▸ EXERCISE DETAILS
Below are the records. List every line holding the word "Stars".

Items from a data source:

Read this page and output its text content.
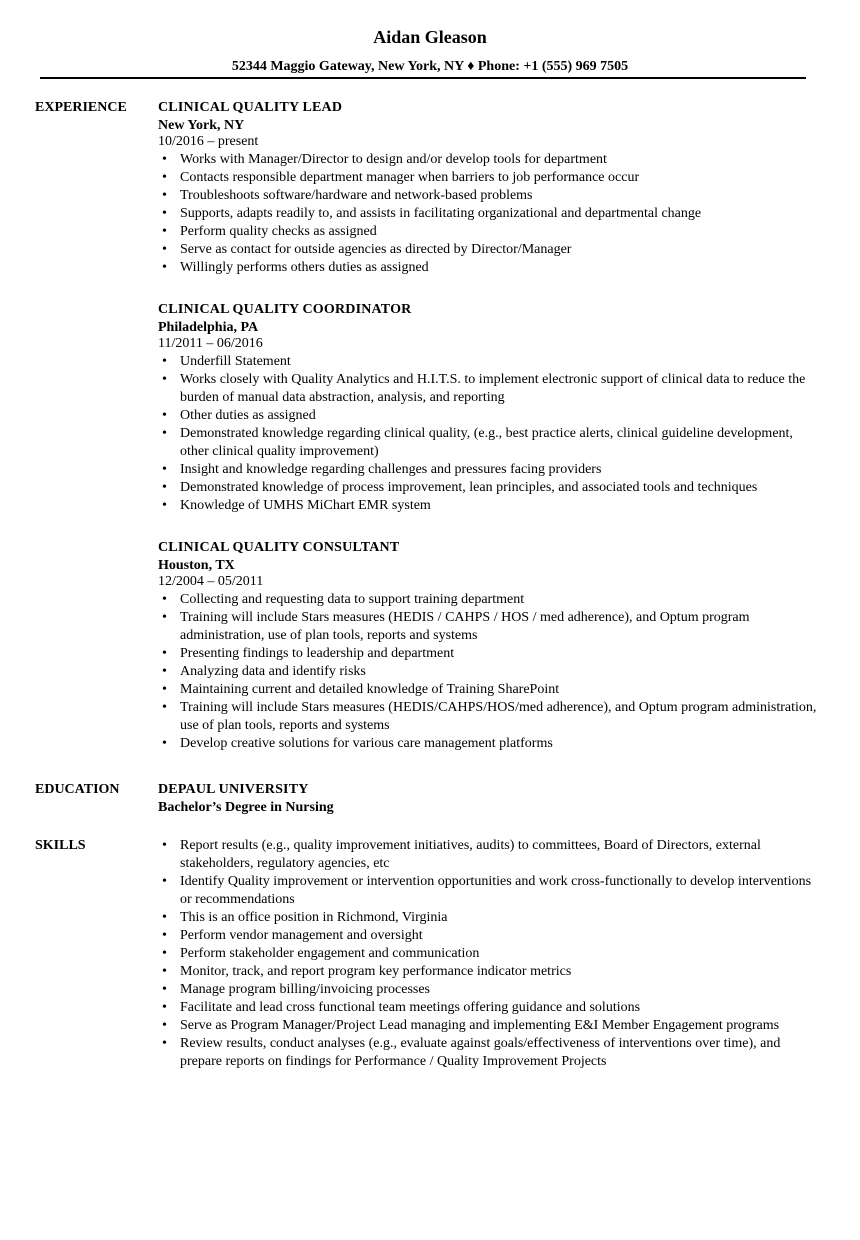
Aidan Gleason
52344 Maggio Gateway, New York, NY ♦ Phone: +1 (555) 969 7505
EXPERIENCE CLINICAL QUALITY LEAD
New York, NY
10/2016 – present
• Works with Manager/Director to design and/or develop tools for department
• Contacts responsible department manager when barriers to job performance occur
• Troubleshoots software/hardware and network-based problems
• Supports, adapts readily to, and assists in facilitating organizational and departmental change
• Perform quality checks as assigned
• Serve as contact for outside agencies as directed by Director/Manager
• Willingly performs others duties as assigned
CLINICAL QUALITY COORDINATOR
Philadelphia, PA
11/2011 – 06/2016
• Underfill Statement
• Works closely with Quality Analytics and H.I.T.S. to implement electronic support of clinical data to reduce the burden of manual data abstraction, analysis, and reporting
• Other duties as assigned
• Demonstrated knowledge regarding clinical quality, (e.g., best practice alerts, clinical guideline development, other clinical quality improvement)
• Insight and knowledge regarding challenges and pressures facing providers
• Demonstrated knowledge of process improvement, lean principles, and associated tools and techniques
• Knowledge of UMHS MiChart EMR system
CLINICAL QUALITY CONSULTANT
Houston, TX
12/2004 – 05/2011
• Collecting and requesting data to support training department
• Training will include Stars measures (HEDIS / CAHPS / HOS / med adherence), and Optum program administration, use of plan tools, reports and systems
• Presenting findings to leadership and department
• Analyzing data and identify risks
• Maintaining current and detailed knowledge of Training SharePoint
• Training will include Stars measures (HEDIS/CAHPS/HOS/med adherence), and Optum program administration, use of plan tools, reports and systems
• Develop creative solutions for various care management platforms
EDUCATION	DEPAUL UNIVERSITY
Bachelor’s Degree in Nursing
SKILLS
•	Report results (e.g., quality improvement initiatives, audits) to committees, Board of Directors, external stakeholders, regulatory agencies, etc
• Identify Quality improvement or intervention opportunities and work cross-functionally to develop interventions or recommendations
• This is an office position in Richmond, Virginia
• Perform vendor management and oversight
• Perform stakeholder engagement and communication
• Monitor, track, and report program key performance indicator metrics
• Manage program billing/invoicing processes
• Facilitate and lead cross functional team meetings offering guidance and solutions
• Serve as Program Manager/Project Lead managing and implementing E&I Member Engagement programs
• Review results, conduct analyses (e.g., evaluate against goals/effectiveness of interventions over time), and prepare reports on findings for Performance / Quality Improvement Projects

...

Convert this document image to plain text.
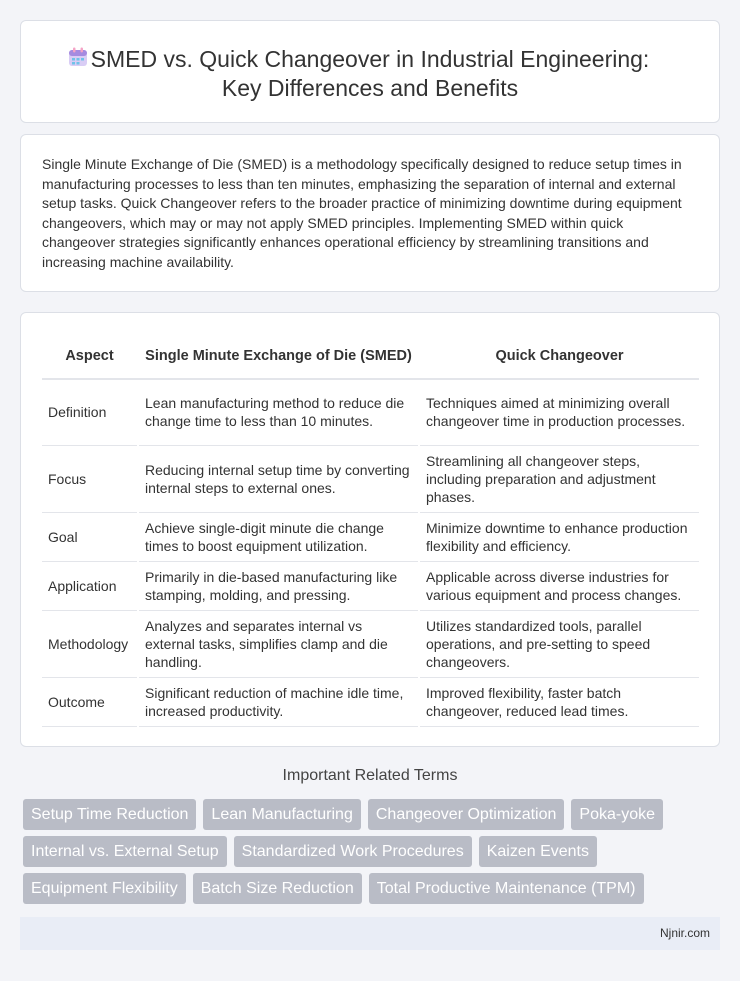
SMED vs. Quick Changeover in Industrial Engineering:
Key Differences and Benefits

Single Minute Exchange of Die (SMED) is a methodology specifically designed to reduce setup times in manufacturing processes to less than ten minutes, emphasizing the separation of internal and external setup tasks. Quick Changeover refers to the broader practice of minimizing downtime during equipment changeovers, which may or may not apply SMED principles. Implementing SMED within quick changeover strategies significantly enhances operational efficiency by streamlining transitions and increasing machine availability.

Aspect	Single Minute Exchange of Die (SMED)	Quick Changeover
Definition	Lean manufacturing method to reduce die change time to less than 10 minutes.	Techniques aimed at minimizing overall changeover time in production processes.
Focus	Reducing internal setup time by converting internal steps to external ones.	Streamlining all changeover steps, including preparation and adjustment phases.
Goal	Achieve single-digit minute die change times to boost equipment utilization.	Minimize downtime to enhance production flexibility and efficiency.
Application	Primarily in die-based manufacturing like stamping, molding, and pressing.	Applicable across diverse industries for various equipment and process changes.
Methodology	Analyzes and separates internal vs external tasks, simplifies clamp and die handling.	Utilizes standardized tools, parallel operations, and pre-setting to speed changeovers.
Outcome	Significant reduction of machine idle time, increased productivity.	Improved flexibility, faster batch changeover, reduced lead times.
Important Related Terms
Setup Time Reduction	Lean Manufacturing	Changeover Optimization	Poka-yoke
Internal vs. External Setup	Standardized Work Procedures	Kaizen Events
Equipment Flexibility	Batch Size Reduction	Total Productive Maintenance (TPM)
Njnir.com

* * *

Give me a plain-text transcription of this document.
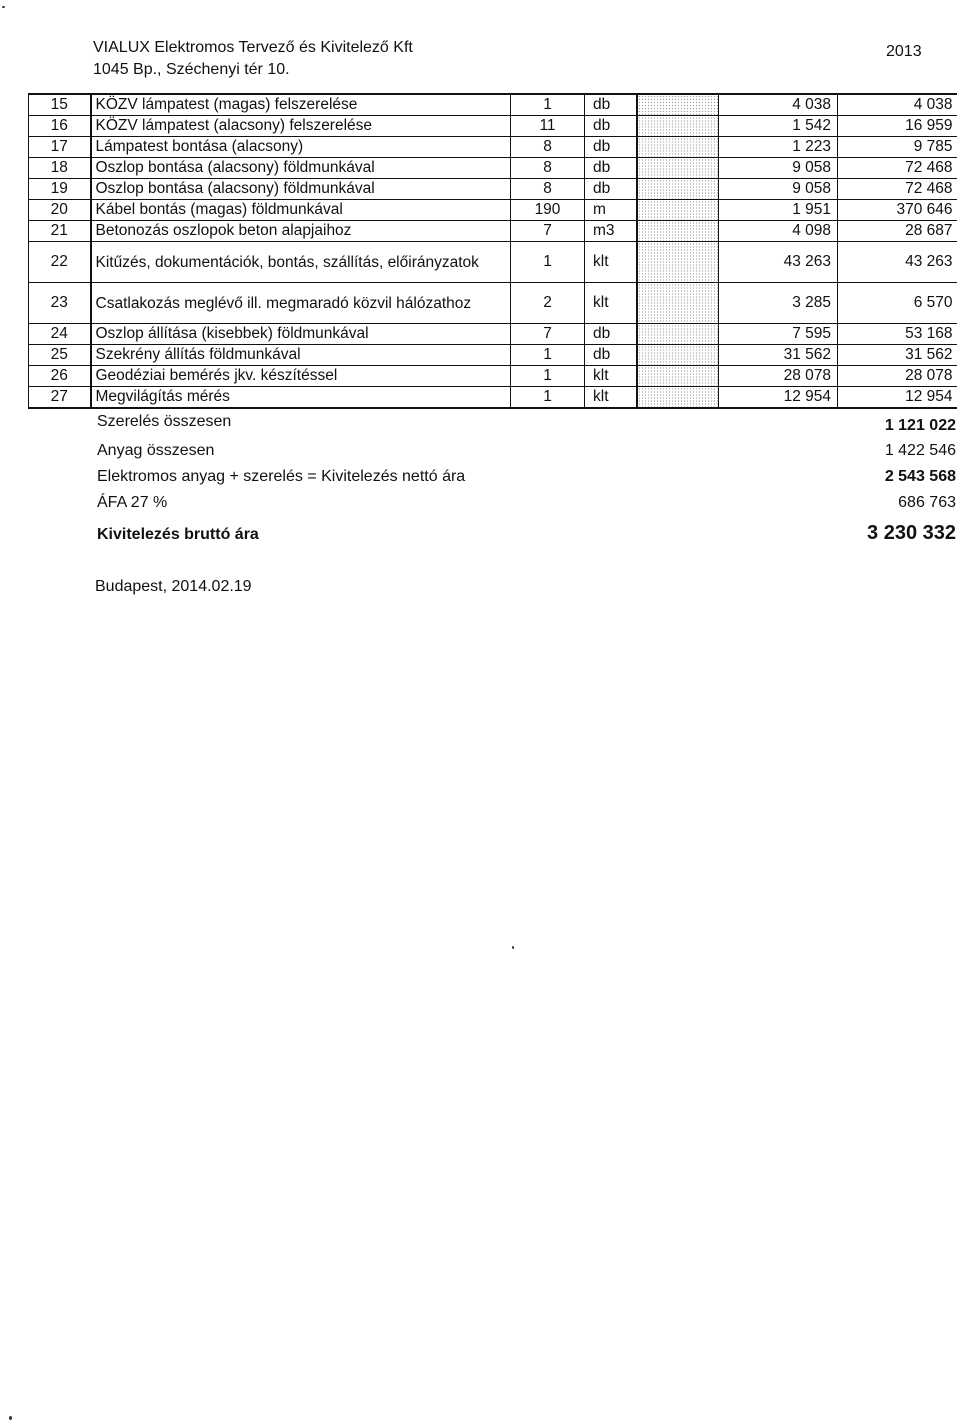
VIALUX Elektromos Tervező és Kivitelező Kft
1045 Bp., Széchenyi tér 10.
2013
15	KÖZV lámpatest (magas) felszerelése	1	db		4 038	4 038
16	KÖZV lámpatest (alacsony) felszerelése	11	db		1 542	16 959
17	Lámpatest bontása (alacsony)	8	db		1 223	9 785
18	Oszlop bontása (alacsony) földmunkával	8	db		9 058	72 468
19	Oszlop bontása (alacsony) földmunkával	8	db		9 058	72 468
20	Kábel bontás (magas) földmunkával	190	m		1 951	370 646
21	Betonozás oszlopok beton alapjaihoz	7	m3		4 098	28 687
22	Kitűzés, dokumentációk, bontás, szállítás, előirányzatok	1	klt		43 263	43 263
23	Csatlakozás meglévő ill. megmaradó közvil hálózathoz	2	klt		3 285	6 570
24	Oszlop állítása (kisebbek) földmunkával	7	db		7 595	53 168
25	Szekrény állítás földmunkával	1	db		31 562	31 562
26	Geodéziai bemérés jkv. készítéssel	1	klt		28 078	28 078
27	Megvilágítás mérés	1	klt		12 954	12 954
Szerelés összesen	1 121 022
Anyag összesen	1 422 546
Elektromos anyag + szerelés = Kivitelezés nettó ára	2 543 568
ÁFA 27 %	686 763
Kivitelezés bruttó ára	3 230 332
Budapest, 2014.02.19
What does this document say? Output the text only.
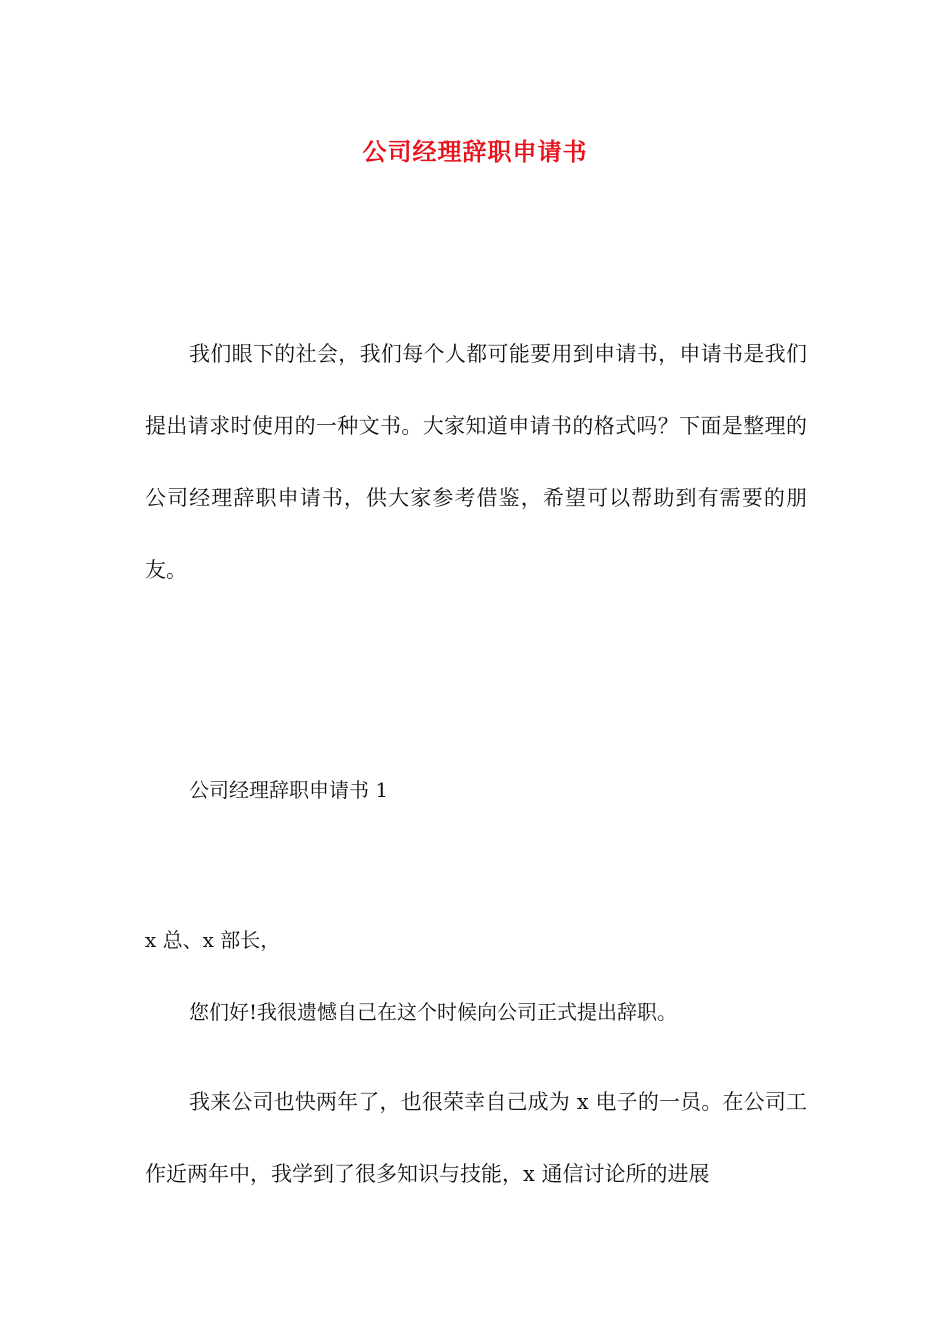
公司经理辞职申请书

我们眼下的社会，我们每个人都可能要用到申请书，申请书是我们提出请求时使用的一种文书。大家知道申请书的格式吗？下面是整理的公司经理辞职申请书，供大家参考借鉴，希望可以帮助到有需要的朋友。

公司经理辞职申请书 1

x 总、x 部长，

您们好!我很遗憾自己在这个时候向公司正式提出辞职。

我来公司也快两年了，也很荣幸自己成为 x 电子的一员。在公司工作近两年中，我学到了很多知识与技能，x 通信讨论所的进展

▸ ANSWER TO THIS PROBLEM
• Training will include Stars measures (HEDIS / CAHPS / HOS / med adherence), and Optum program administration, use of plan tools, reports and systems
• Training will include Stars measures (HEDIS/CAHPS/HOS/med adherence), and Optum program administration, use of plan tools, reports and systems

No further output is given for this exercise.